──────── Input data

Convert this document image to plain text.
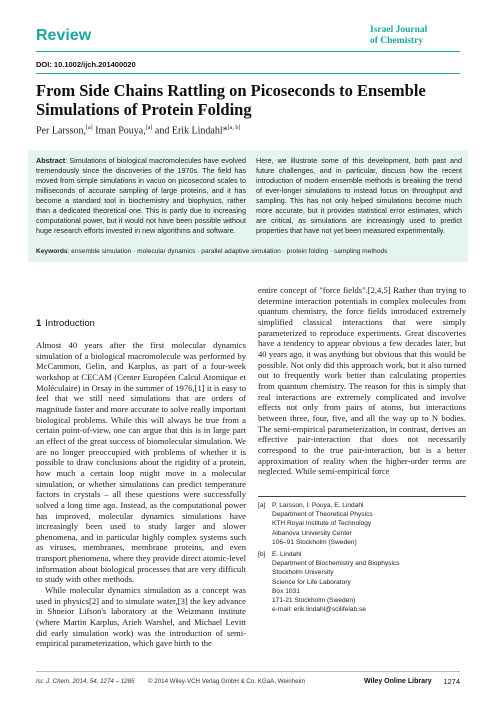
Review	Israel Journal
of Chemistry
DOI: 10.1002/ijch.201400020
From Side Chains Rattling on Picoseconds to Ensemble Simulations of Protein Folding
Per Larsson,[a] Iman Pouya,[a] and Erik Lindahl*[a, b]
Abstract: Simulations of biological macromolecules have evolved tremendously since the discoveries of the 1970s. The field has moved from simple simulations in vacuo on picosecond scales to milliseconds of accurate sampling of large proteins, and it has become a standard tool in biochemistry and biophysics, rather than a dedicated theoretical one. This is partly due to increasing computational power, but it would not have been possible without huge research efforts invested in new algorithms and software.
Here, we illustrate some of this development, both past and future challenges, and in particular, discuss how the recent introduction of modern ensemble methods is breaking the trend of ever-longer simulations to instead focus on throughput and sampling. This has not only helped simulations become much more accurate, but it provides statistical error estimates, which are critical, as simulations are increasingly used to predict properties that have not yet been measured experimentally.
Keywords: ensemble simulation · molecular dynamics · parallel adaptive simulation · protein folding · sampling methods
1 Introduction

Almost 40 years after the first molecular dynamics simulation of a biological macromolecule was performed by McCammon, Gelin, and Karplus, as part of a four-week workshop at CECAM (Center Européen Calcul Atomique et Moléculaire) in Orsay in the summer of 1976,[1] it is easy to feel that we still need simulations that are orders of magnitude faster and more accurate to solve really important biological problems. While this will always be true from a certain point-of-view, one can argue that this is in large part an effect of the great success of biomolecular simulation. We are no longer preoccupied with problems of whether it is possible to draw conclusions about the rigidity of a protein, how much a certain loop might move in a molecular simulation, or whether simulations can predict temperature factors in crystals – all these questions were successfully solved a long time ago. Instead, as the computational power has improved, molecular dynamics simulations have increasingly been used to study larger and slower phenomena, and in particular highly complex systems such as viruses, membranes, membrane proteins, and even transport phenomena, where they provide direct atomic-level information about biological processes that are very difficult to study with other methods.

While molecular dynamics simulation as a concept was used in physics[2] and to simulate water,[3] the key advance in Shneior Lifson's laboratory at the Weizmann institute (where Martin Karplus, Arieh Warshel, and Michael Levitt did early simulation work) was the introduction of semi-empirical parameterization, which gave birth to the

entire concept of "force fields".[2,4,5] Rather than trying to determine interaction potentials in complex molecules from quantum chemistry, the force fields introduced extremely simplified classical interactions that were simply parameterized to reproduce experiments. Great discoveries have a tendency to appear obvious a few decades later, but 40 years ago, it was anything but obvious that this would be possible. Not only did this approach work, but it also turned out to frequently work better than calculating properties from quantum chemistry. The reason for this is simply that real interactions are extremely complicated and involve effects not only from pairs of atoms, but interactions between three, four, five, and all the way up to N bodies. The semi-empirical parameterization, in contrast, derives an effective pair-interaction that does not necessarily correspond to the true pair-interaction, but is a better approximation of reality when the higher-order terms are neglected. While semi-empirical force

[a]	P. Larsson, I. Pouya, E. Lindahl
Department of Theoretical Physics
KTH Royal Institute of Technology
Albanova University Center
106–91 Stockholm (Sweden)
[b]	E. Lindahl
Department of Biochemistry and Biophysics
Stockholm University
Science for Life Laboratory
Box 1031
171-21 Stockholm (Sweden)
e-mail: erik.lindahl@scilifelab.se
Isr. J. Chem. 2014, 54, 1274 – 1285 © 2014 Wiley-VCH Verlag GmbH & Co. KGaA, Weinheim	Wiley Online Library 1274
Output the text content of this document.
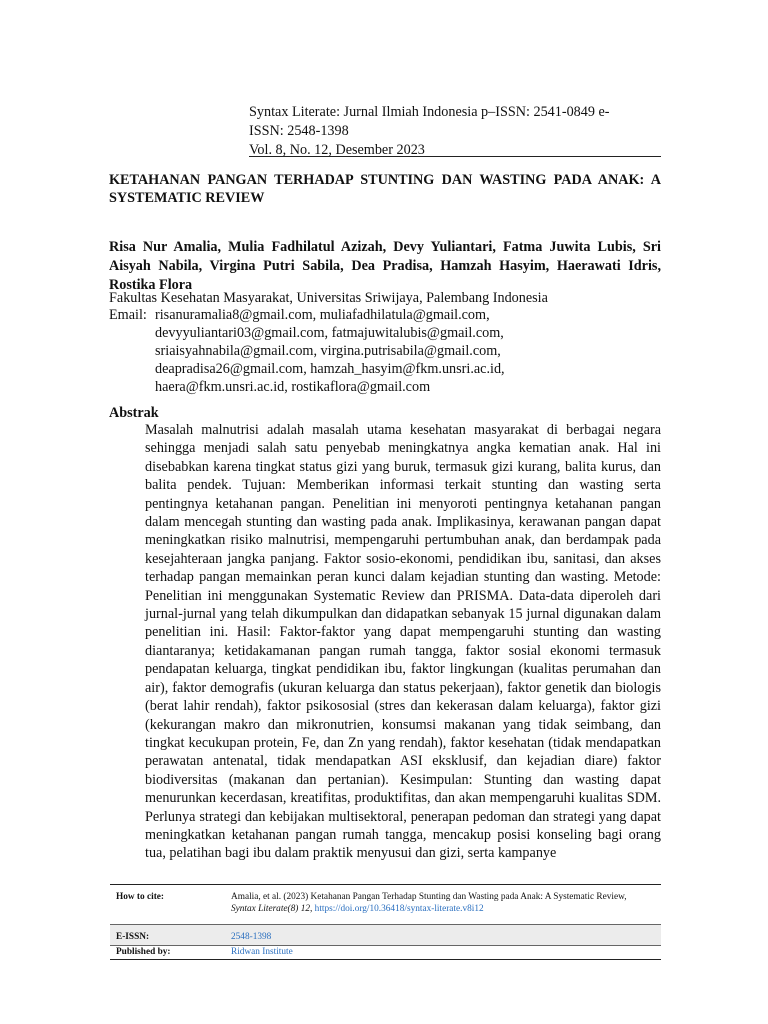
Syntax Literate: Jurnal Ilmiah Indonesia p–ISSN: 2541-0849 e-
ISSN: 2548-1398
Vol. 8, No. 12, Desember 2023
KETAHANAN PANGAN TERHADAP STUNTING DAN WASTING PADA ANAK: A SYSTEMATIC REVIEW
Risa Nur Amalia, Mulia Fadhilatul Azizah, Devy Yuliantari, Fatma Juwita Lubis, Sri Aisyah Nabila, Virgina Putri Sabila, Dea Pradisa, Hamzah Hasyim, Haerawati Idris, Rostika Flora
Fakultas Kesehatan Masyarakat, Universitas Sriwijaya, Palembang Indonesia
Email: risanuramalia8@gmail.com, muliafadhilatula@gmail.com,
devyyuliantari03@gmail.com, fatmajuwitalubis@gmail.com,
sriaisyahnabila@gmail.com, virgina.putrisabila@gmail.com,
deapradisa26@gmail.com, hamzah_hasyim@fkm.unsri.ac.id,
haera@fkm.unsri.ac.id, rostikaflora@gmail.com
Abstrak
Masalah malnutrisi adalah masalah utama kesehatan masyarakat di berbagai negara sehingga menjadi salah satu penyebab meningkatnya angka kematian anak. Hal ini disebabkan karena tingkat status gizi yang buruk, termasuk gizi kurang, balita kurus, dan balita pendek. Tujuan: Memberikan informasi terkait stunting dan wasting serta pentingnya ketahanan pangan. Penelitian ini menyoroti pentingnya ketahanan pangan dalam mencegah stunting dan wasting pada anak. Implikasinya, kerawanan pangan dapat meningkatkan risiko malnutrisi, mempengaruhi pertumbuhan anak, dan berdampak pada kesejahteraan jangka panjang. Faktor sosio-ekonomi, pendidikan ibu, sanitasi, dan akses terhadap pangan memainkan peran kunci dalam kejadian stunting dan wasting. Metode: Penelitian ini menggunakan Systematic Review dan PRISMA. Data-data diperoleh dari jurnal-jurnal yang telah dikumpulkan dan didapatkan sebanyak 15 jurnal digunakan dalam penelitian ini. Hasil: Faktor-faktor yang dapat mempengaruhi stunting dan wasting diantaranya; ketidakamanan pangan rumah tangga, faktor sosial ekonomi termasuk pendapatan keluarga, tingkat pendidikan ibu, faktor lingkungan (kualitas perumahan dan air), faktor demografis (ukuran keluarga dan status pekerjaan), faktor genetik dan biologis (berat lahir rendah), faktor psikososial (stres dan kekerasan dalam keluarga), faktor gizi (kekurangan makro dan mikronutrien, konsumsi makanan yang tidak seimbang, dan tingkat kecukupan protein, Fe, dan Zn yang rendah), faktor kesehatan (tidak mendapatkan perawatan antenatal, tidak mendapatkan ASI eksklusif, dan kejadian diare) faktor biodiversitas (makanan dan pertanian). Kesimpulan: Stunting dan wasting dapat menurunkan kecerdasan, kreatifitas, produktifitas, dan akan mempengaruhi kualitas SDM. Perlunya strategi dan kebijakan multisektoral, penerapan pedoman dan strategi yang dapat meningkatkan ketahanan pangan rumah tangga, mencakup posisi konseling bagi orang tua, pelatihan bagi ibu dalam praktik menyusui dan gizi, serta kampanye
How to cite:	Amalia, et al. (2023) Ketahanan Pangan Terhadap Stunting dan Wasting pada Anak: A Systematic Review,
Syntax Literate(8) 12, https://doi.org/10.36418/syntax-literate.v8i12
E-ISSN:	2548-1398
Published by:	Ridwan Institute
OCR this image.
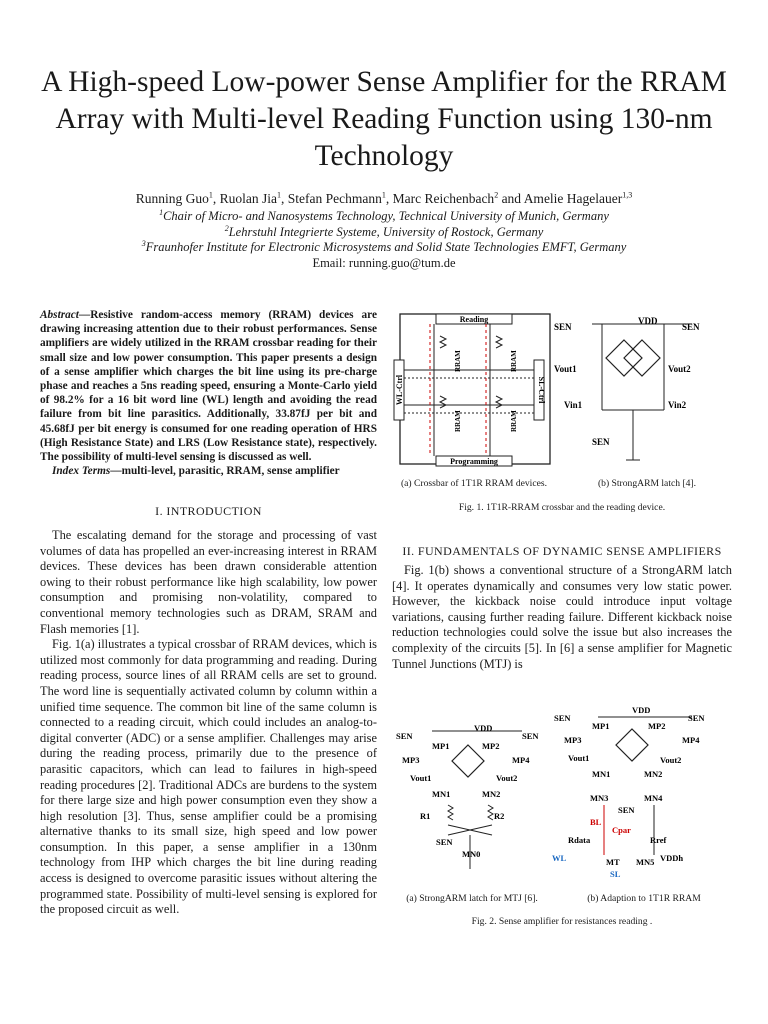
A High-speed Low-power Sense Amplifier for the RRAM Array with Multi-level Reading Function using 130-nm Technology
Running Guo$^1$, Ruolan Jia$^1$, Stefan Pechmann$^1$, Marc Reichenbach$^2$ and Amelie Hagelauer$^{1,3}$
$^1$Chair of Micro- and Nanosystems Technology, Technical University of Munich, Germany
$^2$Lehrstuhl Integrierte Systeme, University of Rostock, Germany
$^3$Fraunhofer Institute for Electronic Microsystems and Solid State Technologies EMFT, Germany
Email: running.guo@tum.de
Abstract—Resistive random-access memory (RRAM) devices are drawing increasing attention due to their robust performances. Sense amplifiers are widely utilized in the RRAM crossbar reading for their small size and low power consumption. This paper presents a design of a sense amplifier which charges the bit line using its pre-charge phase and reaches a 5ns reading speed, ensuring a Monte-Carlo yield of 98.2% for a 16 bit word line (WL) length and avoiding the read failure from bit line parasitics. Additionally, 33.87fJ per bit and 45.68fJ per bit energy is consumed for one reading operation of HRS (High Resistance State) and LRS (Low Resistance state), respectively. The possibility of multi-level sensing is discussed as well.
Index Terms—multi-level, parasitic, RRAM, sense amplifier
I. INTRODUCTION

The escalating demand for the storage and processing of vast volumes of data has propelled an ever-increasing interest in RRAM devices. These devices has been drawn considerable attention owing to their robust performance like high scalability, low power consumption and promising non-volatility, compared to conventional memory technologies such as DRAM, SRAM and Flash memories [1].

Fig. 1(a) illustrates a typical crossbar of RRAM devices, which is utilized most commonly for data programming and reading. During reading process, source lines of all RRAM cells are set to ground. The word line is sequentially activated column by column within a unified time sequence. The common bit line of the same column is connected to a reading circuit, which could includes an analog-to-digital converter (ADC) or a sense amplifier. Challenges may arise during the reading process, primarily due to the presence of parasitic capacitors, which can lead to failures in high-speed reading procedures [2]. Traditional ADCs are burdens to the system for there large size and high power consumption even they show a high resolution [3]. Thus, sense amplifier could be a promising alternative thanks to its small size, high speed and low power consumption. In this paper, a sense amplifier in a 130nm technology from IHP which charges the bit line during reading access is designed to overcome parasitic issues without altering the programmed state. Possibility of multi-level sensing is explored for the proposed circuit as well.

Reading
Programming
WL-Ctrl	SL-Ctrl
RRAM	RRAM
RRAM	RRAM
VDD
SEN	SEN
Vout1	Vout2
Vin1	Vin2
SEN
(a) Crossbar of 1T1R RRAM devices.	(b) StrongARM latch [4].
Fig. 1. 1T1R-RRAM crossbar and the reading device.
II. FUNDAMENTALS OF DYNAMIC SENSE AMPLIFIERS

Fig. 1(b) shows a conventional structure of a StrongARM latch [4]. It operates dynamically and consumes very low static power. However, the kickback noise could introduce input voltage variations, causing further reading failure. Different kickback noise reduction technologies could solve the issue but also increases the complexity of the circuits [5]. In [6] a sense amplifier for Magnetic Tunnel Junctions (MTJ) is

VDD
SEN	SEN
MP1	MP2
MP3	MP4
Vout1	Vout2
MN1	MN2
R1	R2
SEN
MN0
VDD
SEN	SEN
MP1	MP2
MP3	MP4
Vout1	Vout2
MN1	MN2
MN3	MN4
SEN
BL
Cpar
Rdata	Rref
WL	MT MN5 VDDh
SL
(a) StrongARM latch for MTJ [6].	(b) Adaption to 1T1R RRAM
Fig. 2. Sense amplifier for resistances reading .
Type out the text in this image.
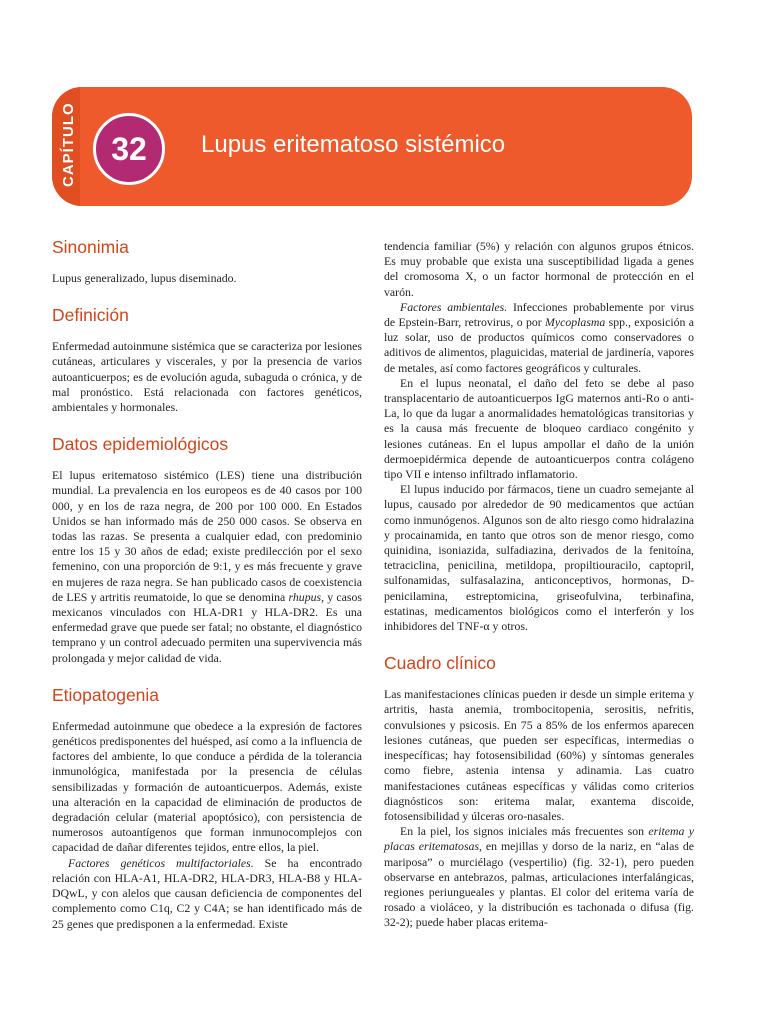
CAPÍTULO	32	Lupus eritematoso sistémico
Sinonimia

Lupus generalizado, lupus diseminado.

Definición

Enfermedad autoinmune sistémica que se caracteriza por lesiones cutáneas, articulares y viscerales, y por la presencia de varios autoanticuerpos; es de evolución aguda, subaguda o crónica, y de mal pronóstico. Está relacionada con factores genéticos, ambientales y hormonales.

Datos epidemiológicos

El lupus eritematoso sistémico (LES) tiene una distribución mundial. La prevalencia en los europeos es de 40 casos por 100 000, y en los de raza negra, de 200 por 100 000. En Estados Unidos se han informado más de 250 000 casos. Se observa en todas las razas. Se presenta a cualquier edad, con predominio entre los 15 y 30 años de edad; existe predilección por el sexo femenino, con una proporción de 9:1, y es más frecuente y grave en mujeres de raza negra. Se han publicado casos de coexistencia de LES y artritis reumatoide, lo que se denomina rhupus, y casos mexicanos vinculados con HLA-DR1 y HLA-DR2. Es una enfermedad grave que puede ser fatal; no obstante, el diagnóstico temprano y un control adecuado permiten una supervivencia más prolongada y mejor calidad de vida.

Etiopatogenia

Enfermedad autoinmune que obedece a la expresión de factores genéticos predisponentes del huésped, así como a la influencia de factores del ambiente, lo que conduce a pérdida de la tolerancia inmunológica, manifestada por la presencia de células sensibilizadas y formación de autoanticuerpos. Además, existe una alteración en la capacidad de eliminación de productos de degradación celular (material apoptósico), con persistencia de numerosos autoantígenos que forman inmunocomplejos con capacidad de dañar diferentes tejidos, entre ellos, la piel.

Factores genéticos multifactoriales. Se ha encontrado relación con HLA-A1, HLA-DR2, HLA-DR3, HLA-B8 y HLA-DQwL, y con alelos que causan deficiencia de componentes del complemento como C1q, C2 y C4A; se han identificado más de 25 genes que predisponen a la enfermedad. Existe

tendencia familiar (5%) y relación con algunos grupos étnicos. Es muy probable que exista una susceptibilidad ligada a genes del cromosoma X, o un factor hormonal de protección en el varón.

Factores ambientales. Infecciones probablemente por virus de Epstein-Barr, retrovirus, o por Mycoplasma spp., exposición a luz solar, uso de productos químicos como conservadores o aditivos de alimentos, plaguicidas, material de jardinería, vapores de metales, así como factores geográficos y culturales.

En el lupus neonatal, el daño del feto se debe al paso transplacentario de autoanticuerpos IgG maternos anti-Ro o anti-La, lo que da lugar a anormalidades hematológicas transitorias y es la causa más frecuente de bloqueo cardiaco congénito y lesiones cutáneas. En el lupus ampollar el daño de la unión dermoepidérmica depende de autoanticuerpos contra colágeno tipo VII e intenso infiltrado inflamatorio.

El lupus inducido por fármacos, tiene un cuadro semejante al lupus, causado por alrededor de 90 medicamentos que actúan como inmunógenos. Algunos son de alto riesgo como hidralazina y procainamida, en tanto que otros son de menor riesgo, como quinidina, isoniazida, sulfadiazina, derivados de la fenitoína, tetraciclina, penicilina, metildopa, propiltiouracilo, captopril, sulfonamidas, sulfasalazina, anticonceptivos, hormonas, D-penicilamina, estreptomicina, griseofulvina, terbinafina, estatinas, medicamentos biológicos como el interferón y los inhibidores del TNF-α y otros.

Cuadro clínico

Las manifestaciones clínicas pueden ir desde un simple eritema y artritis, hasta anemia, trombocitopenia, serositis, nefritis, convulsiones y psicosis. En 75 a 85% de los enfermos aparecen lesiones cutáneas, que pueden ser específicas, intermedias o inespecíficas; hay fotosensibilidad (60%) y síntomas generales como fiebre, astenia intensa y adinamia. Las cuatro manifestaciones cutáneas específicas y válidas como criterios diagnósticos son: eritema malar, exantema discoide, fotosensibilidad y úlceras oro-nasales.

En la piel, los signos iniciales más frecuentes son eritema y placas eritematosas, en mejillas y dorso de la nariz, en “alas de mariposa” o murciélago (vespertilio) (fig. 32-1), pero pueden observarse en antebrazos, palmas, articulaciones interfalángicas, regiones periungueales y plantas. El color del eritema varía de rosado a violáceo, y la distribución es tachonada o difusa (fig. 32-2); puede haber placas eritema-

────────────────

What you will do: The word "image" occurs on some lines of the entries. Work out how many such lines there are and reply with the number alone.

Result for this task: 3